**MATERIAL FOR THE TASK:**
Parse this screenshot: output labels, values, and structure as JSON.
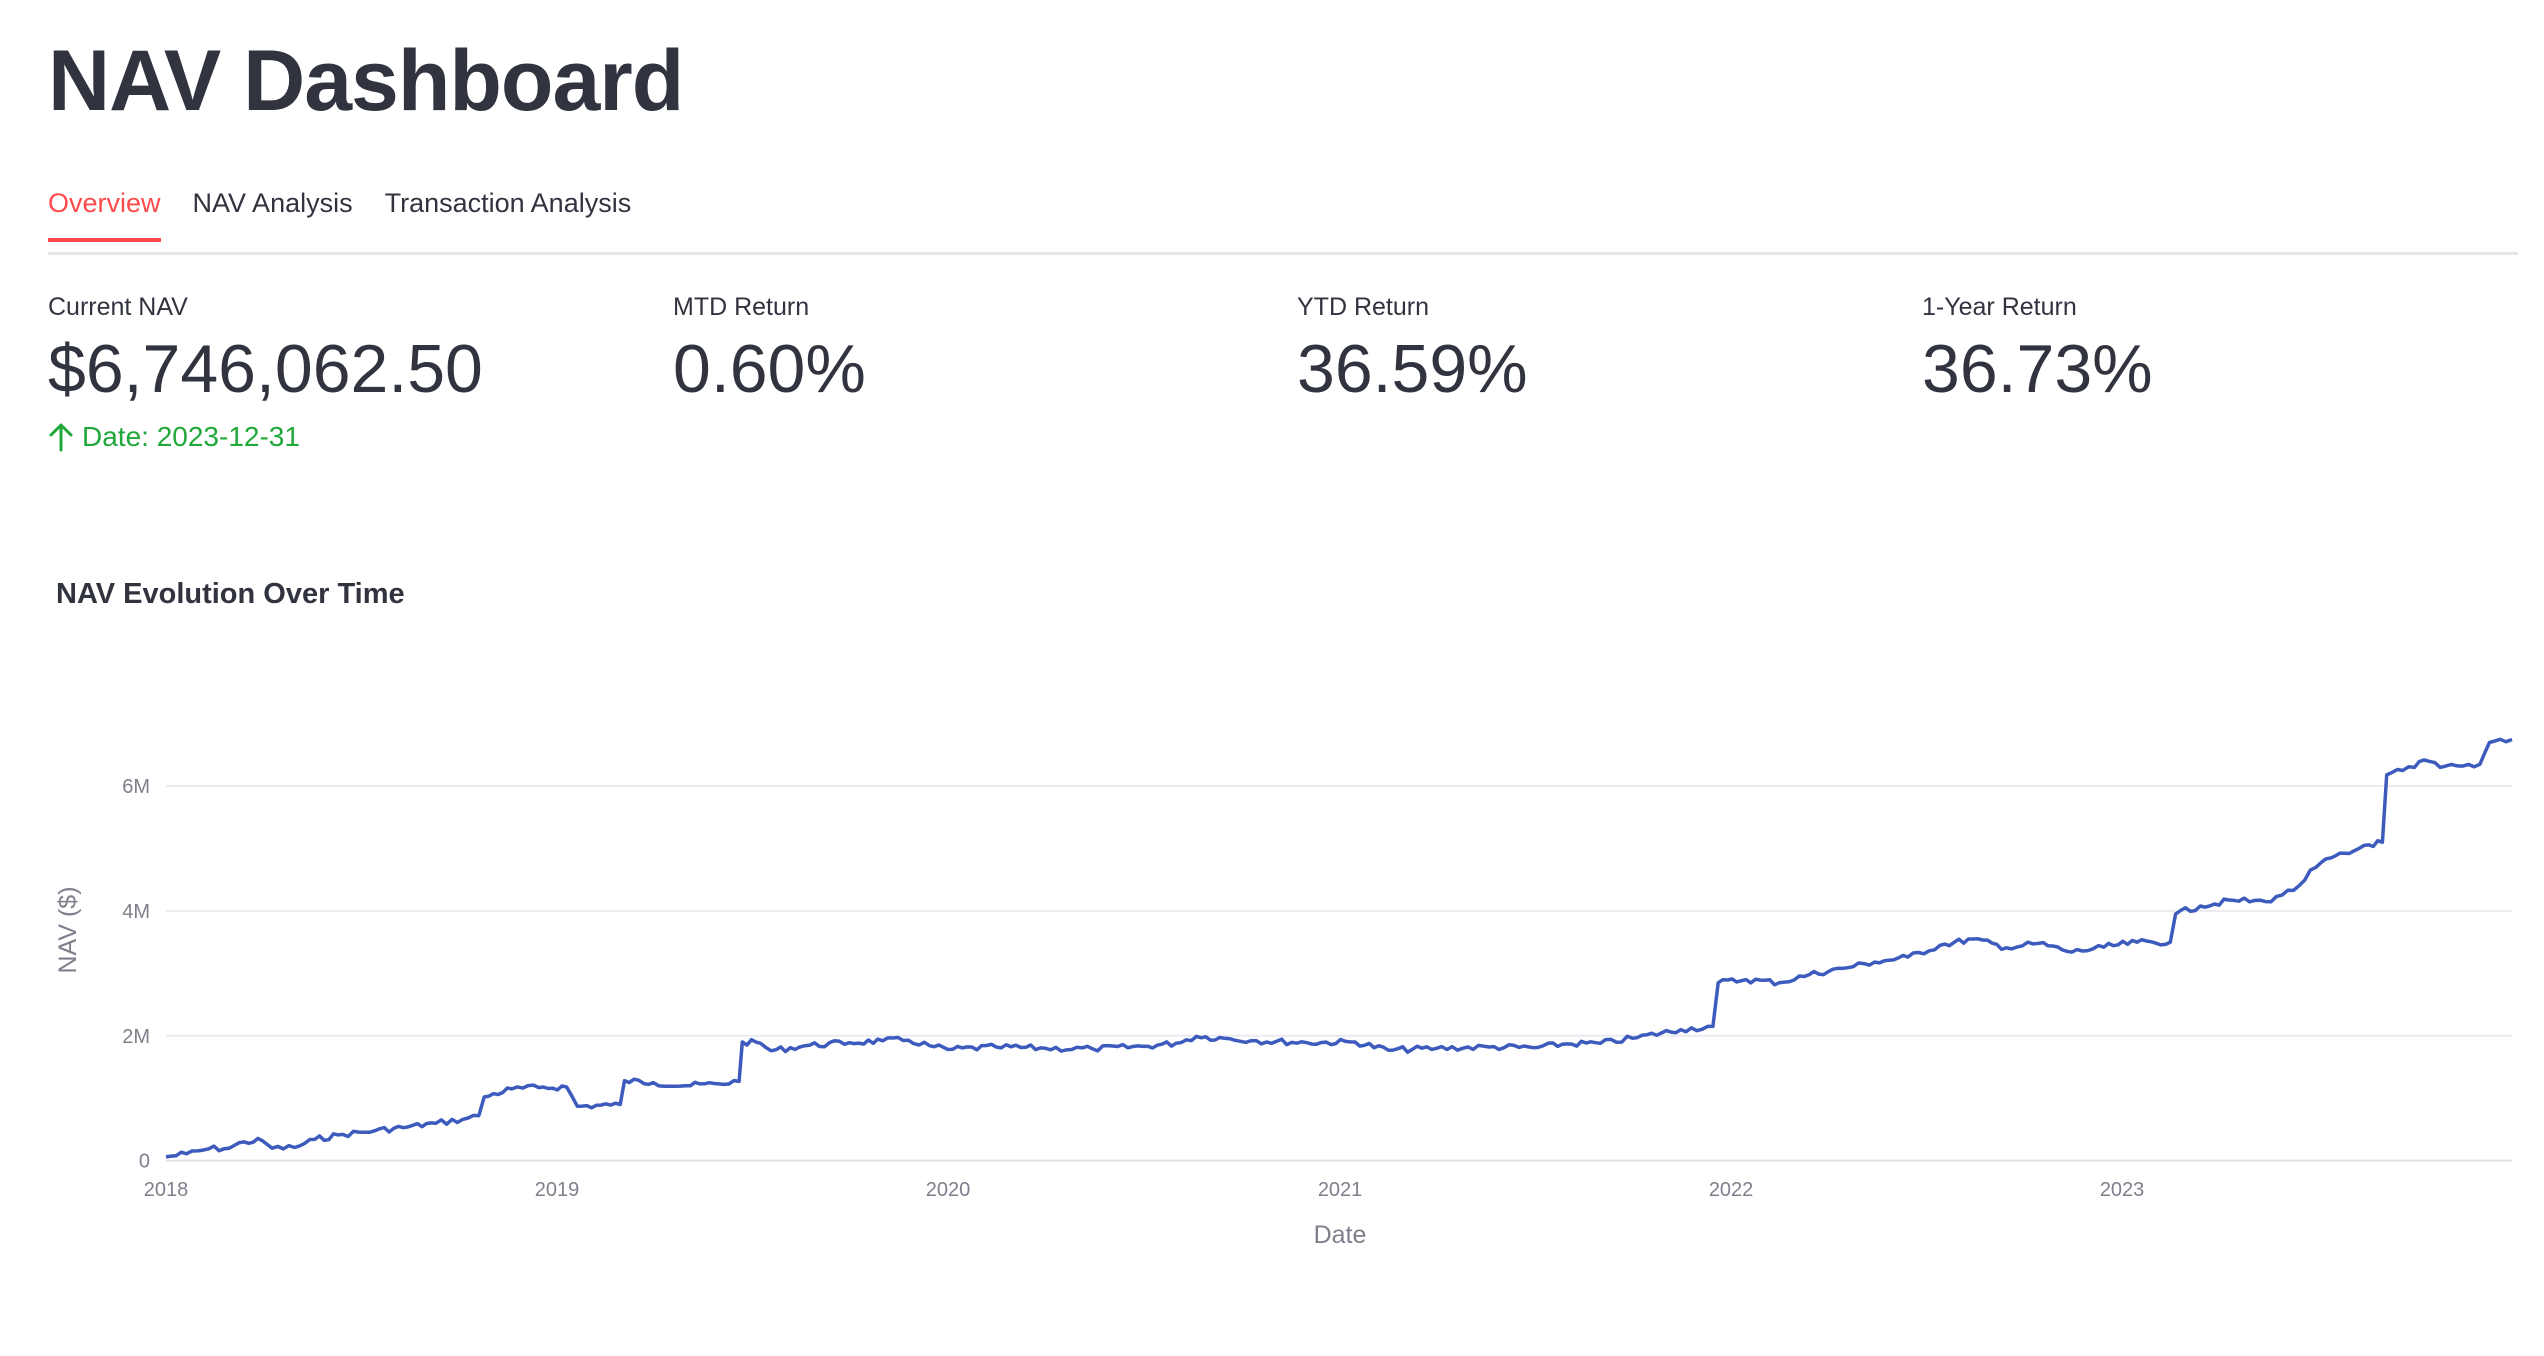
{
  "header": {
    "title": "NAV Dashboard"
  },
  "tabs": [
    {
      "label": "Overview",
      "active": true
    },
    {
      "label": "NAV Analysis",
      "active": false
    },
    {
      "label": "Transaction Analysis",
      "active": false
    }
  ],
  "metrics": [
    {
      "label": "Current NAV",
      "value": "$6,746,062.50",
      "delta": "Date: 2023-12-31",
      "delta_direction": "up",
      "delta_color": "#21a83a"
    },
    {
      "label": "MTD Return",
      "value": "0.60%"
    },
    {
      "label": "YTD Return",
      "value": "36.59%"
    },
    {
      "label": "1-Year Return",
      "value": "36.73%"
    }
  ],
  "colors": {
    "accent": "#ff4b4b",
    "line": "#3d5bbd",
    "positive": "#21a83a"
  },
  "chart_data": {
    "type": "line",
    "title": "NAV Evolution Over Time",
    "xlabel": "Date",
    "ylabel": "NAV ($)",
    "x_ticks": [
      "2018",
      "2019",
      "2020",
      "2021",
      "2022",
      "2023"
    ],
    "y_ticks": [
      {
        "value": 0,
        "label": "0"
      },
      {
        "value": 2000000,
        "label": "2M"
      },
      {
        "value": 4000000,
        "label": "4M"
      },
      {
        "value": 6000000,
        "label": "6M"
      }
    ],
    "xlim": [
      "2018-01-01",
      "2023-12-31"
    ],
    "ylim": [
      -150000,
      7700000
    ],
    "grid": true,
    "series": [
      {
        "points": [
          [
            "2018-01-01",
            60000
          ],
          [
            "2018-01-20",
            110000
          ],
          [
            "2018-02-10",
            190000
          ],
          [
            "2018-03-01",
            200000
          ],
          [
            "2018-03-15",
            300000
          ],
          [
            "2018-04-01",
            320000
          ],
          [
            "2018-04-10",
            200000
          ],
          [
            "2018-05-01",
            210000
          ],
          [
            "2018-05-20",
            340000
          ],
          [
            "2018-06-15",
            420000
          ],
          [
            "2018-07-15",
            480000
          ],
          [
            "2018-08-15",
            540000
          ],
          [
            "2018-09-10",
            600000
          ],
          [
            "2018-10-05",
            660000
          ],
          [
            "2018-10-20",
            720000
          ],
          [
            "2018-10-25",
            1020000
          ],
          [
            "2018-11-20",
            1150000
          ],
          [
            "2018-12-15",
            1170000
          ],
          [
            "2019-01-10",
            1180000
          ],
          [
            "2019-01-20",
            870000
          ],
          [
            "2019-02-20",
            890000
          ],
          [
            "2019-03-01",
            900000
          ],
          [
            "2019-03-05",
            1280000
          ],
          [
            "2019-04-01",
            1250000
          ],
          [
            "2019-05-01",
            1200000
          ],
          [
            "2019-06-01",
            1230000
          ],
          [
            "2019-06-20",
            1270000
          ],
          [
            "2019-06-23",
            1900000
          ],
          [
            "2019-07-10",
            1880000
          ],
          [
            "2019-07-20",
            1760000
          ],
          [
            "2019-08-20",
            1840000
          ],
          [
            "2019-10-01",
            1890000
          ],
          [
            "2019-11-01",
            1920000
          ],
          [
            "2019-11-25",
            1930000
          ],
          [
            "2019-12-15",
            1840000
          ],
          [
            "2020-01-01",
            1780000
          ],
          [
            "2020-02-15",
            1820000
          ],
          [
            "2020-04-01",
            1800000
          ],
          [
            "2020-05-15",
            1790000
          ],
          [
            "2020-07-01",
            1830000
          ],
          [
            "2020-08-01",
            1880000
          ],
          [
            "2020-08-20",
            1990000
          ],
          [
            "2020-09-15",
            1960000
          ],
          [
            "2020-10-15",
            1920000
          ],
          [
            "2020-12-01",
            1890000
          ],
          [
            "2021-01-15",
            1900000
          ],
          [
            "2021-02-15",
            1770000
          ],
          [
            "2021-04-01",
            1800000
          ],
          [
            "2021-05-20",
            1820000
          ],
          [
            "2021-07-01",
            1810000
          ],
          [
            "2021-08-01",
            1870000
          ],
          [
            "2021-09-01",
            1880000
          ],
          [
            "2021-10-01",
            1960000
          ],
          [
            "2021-11-15",
            2100000
          ],
          [
            "2021-12-15",
            2150000
          ],
          [
            "2021-12-20",
            2850000
          ],
          [
            "2022-01-15",
            2900000
          ],
          [
            "2022-02-15",
            2850000
          ],
          [
            "2022-03-15",
            2980000
          ],
          [
            "2022-04-15",
            3080000
          ],
          [
            "2022-05-15",
            3180000
          ],
          [
            "2022-06-15",
            3260000
          ],
          [
            "2022-07-15",
            3450000
          ],
          [
            "2022-08-15",
            3550000
          ],
          [
            "2022-09-15",
            3410000
          ],
          [
            "2022-10-15",
            3480000
          ],
          [
            "2022-11-15",
            3340000
          ],
          [
            "2022-12-15",
            3420000
          ],
          [
            "2023-01-15",
            3500000
          ],
          [
            "2023-02-15",
            3500000
          ],
          [
            "2023-02-20",
            3950000
          ],
          [
            "2023-03-15",
            4080000
          ],
          [
            "2023-04-15",
            4170000
          ],
          [
            "2023-05-15",
            4150000
          ],
          [
            "2023-05-25",
            4230000
          ],
          [
            "2023-06-10",
            4330000
          ],
          [
            "2023-07-01",
            4700000
          ],
          [
            "2023-07-15",
            4850000
          ],
          [
            "2023-08-01",
            4920000
          ],
          [
            "2023-08-15",
            5050000
          ],
          [
            "2023-09-01",
            5100000
          ],
          [
            "2023-09-05",
            6180000
          ],
          [
            "2023-09-20",
            6250000
          ],
          [
            "2023-10-01",
            6300000
          ],
          [
            "2023-10-10",
            6420000
          ],
          [
            "2023-10-25",
            6300000
          ],
          [
            "2023-11-15",
            6320000
          ],
          [
            "2023-12-01",
            6350000
          ],
          [
            "2023-12-10",
            6700000
          ],
          [
            "2023-12-20",
            6750000
          ],
          [
            "2023-12-31",
            6746062
          ]
        ]
      }
    ]
  }
}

**JOB:** Except for the pictures, give all the material above again verbatim.

**FINISHED EXERCISE:**
Parse this screenshot: output labels, values, and structure as JSON.
{
  "header": {
    "title": "NAV Dashboard"
  },
  "tabs": [
    {
      "label": "Overview",
      "active": true
    },
    {
      "label": "NAV Analysis",
      "active": false
    },
    {
      "label": "Transaction Analysis",
      "active": false
    }
  ],
  "metrics": [
    {
      "label": "Current NAV",
      "value": "$6,746,062.50",
      "delta": "Date: 2023-12-31",
      "delta_direction": "up",
      "delta_color": "#21a83a"
    },
    {
      "label": "MTD Return",
      "value": "0.60%"
    },
    {
      "label": "YTD Return",
      "value": "36.59%"
    },
    {
      "label": "1-Year Return",
      "value": "36.73%"
    }
  ],
  "colors": {
    "accent": "#ff4b4b",
    "line": "#3d5bbd",
    "positive": "#21a83a"
  },
  "chart_data": {
    "type": "line",
    "title": "NAV Evolution Over Time",
    "xlabel": "Date",
    "ylabel": "NAV ($)",
    "x_ticks": [
      "2018",
      "2019",
      "2020",
      "2021",
      "2022",
      "2023"
    ],
    "y_ticks": [
      {
        "value": 0,
        "label": "0"
      },
      {
        "value": 2000000,
        "label": "2M"
      },
      {
        "value": 4000000,
        "label": "4M"
      },
      {
        "value": 6000000,
        "label": "6M"
      }
    ],
    "xlim": [
      "2018-01-01",
      "2023-12-31"
    ],
    "ylim": [
      -150000,
      7700000
    ],
    "grid": true,
    "series": [
      {
        "points": [
          [
            "2018-01-01",
            60000
          ],
          [
            "2018-01-20",
            110000
          ],
          [
            "2018-02-10",
            190000
          ],
          [
            "2018-03-01",
            200000
          ],
          [
            "2018-03-15",
            300000
          ],
          [
            "2018-04-01",
            320000
          ],
          [
            "2018-04-10",
            200000
          ],
          [
            "2018-05-01",
            210000
          ],
          [
            "2018-05-20",
            340000
          ],
          [
            "2018-06-15",
            420000
          ],
          [
            "2018-07-15",
            480000
          ],
          [
            "2018-08-15",
            540000
          ],
          [
            "2018-09-10",
            600000
          ],
          [
            "2018-10-05",
            660000
          ],
          [
            "2018-10-20",
            720000
          ],
          [
            "2018-10-25",
            1020000
          ],
          [
            "2018-11-20",
            1150000
          ],
          [
            "2018-12-15",
            1170000
          ],
          [
            "2019-01-10",
            1180000
          ],
          [
            "2019-01-20",
            870000
          ],
          [
            "2019-02-20",
            890000
          ],
          [
            "2019-03-01",
            900000
          ],
          [
            "2019-03-05",
            1280000
          ],
          [
            "2019-04-01",
            1250000
          ],
          [
            "2019-05-01",
            1200000
          ],
          [
            "2019-06-01",
            1230000
          ],
          [
            "2019-06-20",
            1270000
          ],
          [
            "2019-06-23",
            1900000
          ],
          [
            "2019-07-10",
            1880000
          ],
          [
            "2019-07-20",
            1760000
          ],
          [
            "2019-08-20",
            1840000
          ],
          [
            "2019-10-01",
            1890000
          ],
          [
            "2019-11-01",
            1920000
          ],
          [
            "2019-11-25",
            1930000
          ],
          [
            "2019-12-15",
            1840000
          ],
          [
            "2020-01-01",
            1780000
          ],
          [
            "2020-02-15",
            1820000
          ],
          [
            "2020-04-01",
            1800000
          ],
          [
            "2020-05-15",
            1790000
          ],
          [
            "2020-07-01",
            1830000
          ],
          [
            "2020-08-01",
            1880000
          ],
          [
            "2020-08-20",
            1990000
          ],
          [
            "2020-09-15",
            1960000
          ],
          [
            "2020-10-15",
            1920000
          ],
          [
            "2020-12-01",
            1890000
          ],
          [
            "2021-01-15",
            1900000
          ],
          [
            "2021-02-15",
            1770000
          ],
          [
            "2021-04-01",
            1800000
          ],
          [
            "2021-05-20",
            1820000
          ],
          [
            "2021-07-01",
            1810000
          ],
          [
            "2021-08-01",
            1870000
          ],
          [
            "2021-09-01",
            1880000
          ],
          [
            "2021-10-01",
            1960000
          ],
          [
            "2021-11-15",
            2100000
          ],
          [
            "2021-12-15",
            2150000
          ],
          [
            "2021-12-20",
            2850000
          ],
          [
            "2022-01-15",
            2900000
          ],
          [
            "2022-02-15",
            2850000
          ],
          [
            "2022-03-15",
            2980000
          ],
          [
            "2022-04-15",
            3080000
          ],
          [
            "2022-05-15",
            3180000
          ],
          [
            "2022-06-15",
            3260000
          ],
          [
            "2022-07-15",
            3450000
          ],
          [
            "2022-08-15",
            3550000
          ],
          [
            "2022-09-15",
            3410000
          ],
          [
            "2022-10-15",
            3480000
          ],
          [
            "2022-11-15",
            3340000
          ],
          [
            "2022-12-15",
            3420000
          ],
          [
            "2023-01-15",
            3500000
          ],
          [
            "2023-02-15",
            3500000
          ],
          [
            "2023-02-20",
            3950000
          ],
          [
            "2023-03-15",
            4080000
          ],
          [
            "2023-04-15",
            4170000
          ],
          [
            "2023-05-15",
            4150000
          ],
          [
            "2023-05-25",
            4230000
          ],
          [
            "2023-06-10",
            4330000
          ],
          [
            "2023-07-01",
            4700000
          ],
          [
            "2023-07-15",
            4850000
          ],
          [
            "2023-08-01",
            4920000
          ],
          [
            "2023-08-15",
            5050000
          ],
          [
            "2023-09-01",
            5100000
          ],
          [
            "2023-09-05",
            6180000
          ],
          [
            "2023-09-20",
            6250000
          ],
          [
            "2023-10-01",
            6300000
          ],
          [
            "2023-10-10",
            6420000
          ],
          [
            "2023-10-25",
            6300000
          ],
          [
            "2023-11-15",
            6320000
          ],
          [
            "2023-12-01",
            6350000
          ],
          [
            "2023-12-10",
            6700000
          ],
          [
            "2023-12-20",
            6750000
          ],
          [
            "2023-12-31",
            6746062
          ]
        ]
      }
    ]
  }
}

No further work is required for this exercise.